Task requirements
Pictures do not belong in the copy; transcribe everything else in the records exactly.

___

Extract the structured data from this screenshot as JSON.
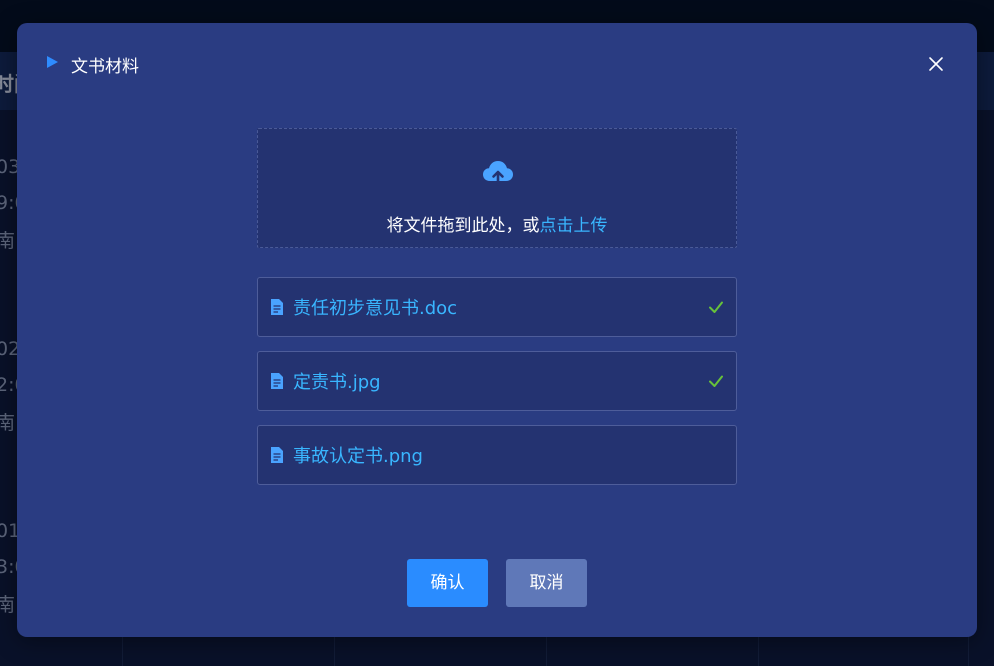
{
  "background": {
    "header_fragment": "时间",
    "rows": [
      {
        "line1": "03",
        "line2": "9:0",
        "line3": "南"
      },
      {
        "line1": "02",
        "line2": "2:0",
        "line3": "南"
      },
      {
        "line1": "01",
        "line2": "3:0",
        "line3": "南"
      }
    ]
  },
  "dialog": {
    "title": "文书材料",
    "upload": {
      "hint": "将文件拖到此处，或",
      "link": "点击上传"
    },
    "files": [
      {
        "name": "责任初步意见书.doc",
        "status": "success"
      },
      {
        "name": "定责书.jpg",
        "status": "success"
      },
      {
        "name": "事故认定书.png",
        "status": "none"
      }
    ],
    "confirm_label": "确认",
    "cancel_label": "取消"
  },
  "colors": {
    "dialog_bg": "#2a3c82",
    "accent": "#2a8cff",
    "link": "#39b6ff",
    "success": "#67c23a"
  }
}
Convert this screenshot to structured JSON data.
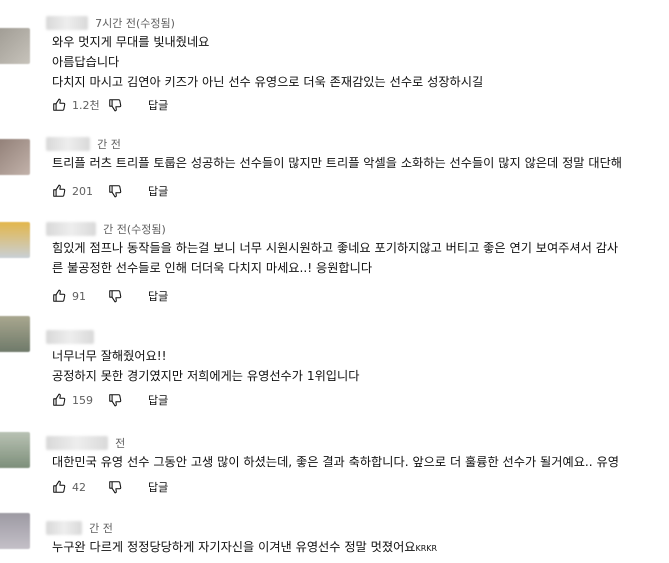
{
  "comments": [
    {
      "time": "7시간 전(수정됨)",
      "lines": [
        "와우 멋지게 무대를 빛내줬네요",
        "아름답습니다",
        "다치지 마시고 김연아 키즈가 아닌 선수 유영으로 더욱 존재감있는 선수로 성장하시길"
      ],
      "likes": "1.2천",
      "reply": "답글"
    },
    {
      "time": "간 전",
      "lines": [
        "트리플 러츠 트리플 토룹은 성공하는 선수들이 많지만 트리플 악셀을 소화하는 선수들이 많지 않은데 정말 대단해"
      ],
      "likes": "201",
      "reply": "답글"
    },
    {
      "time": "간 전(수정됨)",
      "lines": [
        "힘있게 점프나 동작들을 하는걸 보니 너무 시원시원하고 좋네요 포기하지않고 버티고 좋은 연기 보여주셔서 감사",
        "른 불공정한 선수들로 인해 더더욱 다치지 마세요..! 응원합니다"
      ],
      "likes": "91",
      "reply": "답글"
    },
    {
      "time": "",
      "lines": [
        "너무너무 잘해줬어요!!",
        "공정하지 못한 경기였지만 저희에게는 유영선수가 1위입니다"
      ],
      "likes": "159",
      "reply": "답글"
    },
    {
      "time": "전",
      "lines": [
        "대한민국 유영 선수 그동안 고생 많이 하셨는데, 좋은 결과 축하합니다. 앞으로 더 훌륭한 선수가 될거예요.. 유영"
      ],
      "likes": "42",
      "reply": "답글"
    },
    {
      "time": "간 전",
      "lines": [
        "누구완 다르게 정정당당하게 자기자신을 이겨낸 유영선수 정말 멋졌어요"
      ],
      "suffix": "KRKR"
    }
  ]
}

___

Result
Extract the structured data from this screenshot as JSON.
{
  "background": {
    "header_fragment": "时间",
    "rows": [
      {
        "line1": "03",
        "line2": "9:0",
        "line3": "南"
      },
      {
        "line1": "02",
        "line2": "2:0",
        "line3": "南"
      },
      {
        "line1": "01",
        "line2": "3:0",
        "line3": "南"
      }
    ]
  },
  "dialog": {
    "title": "文书材料",
    "upload": {
      "hint": "将文件拖到此处，或",
      "link": "点击上传"
    },
    "files": [
      {
        "name": "责任初步意见书.doc",
        "status": "success"
      },
      {
        "name": "定责书.jpg",
        "status": "success"
      },
      {
        "name": "事故认定书.png",
        "status": "none"
      }
    ],
    "confirm_label": "确认",
    "cancel_label": "取消"
  },
  "colors": {
    "dialog_bg": "#2a3c82",
    "accent": "#2a8cff",
    "link": "#39b6ff",
    "success": "#67c23a"
  }
}
Convert this screenshot to structured JSON data.
{
  "comments": [
    {
      "time": "7시간 전(수정됨)",
      "lines": [
        "와우 멋지게 무대를 빛내줬네요",
        "아름답습니다",
        "다치지 마시고 김연아 키즈가 아닌 선수 유영으로 더욱 존재감있는 선수로 성장하시길"
      ],
      "likes": "1.2천",
      "reply": "답글"
    },
    {
      "time": "간 전",
      "lines": [
        "트리플 러츠 트리플 토룹은 성공하는 선수들이 많지만 트리플 악셀을 소화하는 선수들이 많지 않은데 정말 대단해"
      ],
      "likes": "201",
      "reply": "답글"
    },
    {
      "time": "간 전(수정됨)",
      "lines": [
        "힘있게 점프나 동작들을 하는걸 보니 너무 시원시원하고 좋네요 포기하지않고 버티고 좋은 연기 보여주셔서 감사",
        "른 불공정한 선수들로 인해 더더욱 다치지 마세요..! 응원합니다"
      ],
      "likes": "91",
      "reply": "답글"
    },
    {
      "time": "",
      "lines": [
        "너무너무 잘해줬어요!!",
        "공정하지 못한 경기였지만 저희에게는 유영선수가 1위입니다"
      ],
      "likes": "159",
      "reply": "답글"
    },
    {
      "time": "전",
      "lines": [
        "대한민국 유영 선수 그동안 고생 많이 하셨는데, 좋은 결과 축하합니다. 앞으로 더 훌륭한 선수가 될거예요.. 유영"
      ],
      "likes": "42",
      "reply": "답글"
    },
    {
      "time": "간 전",
      "lines": [
        "누구완 다르게 정정당당하게 자기자신을 이겨낸 유영선수 정말 멋졌어요"
      ],
      "suffix": "KRKR"
    }
  ]
}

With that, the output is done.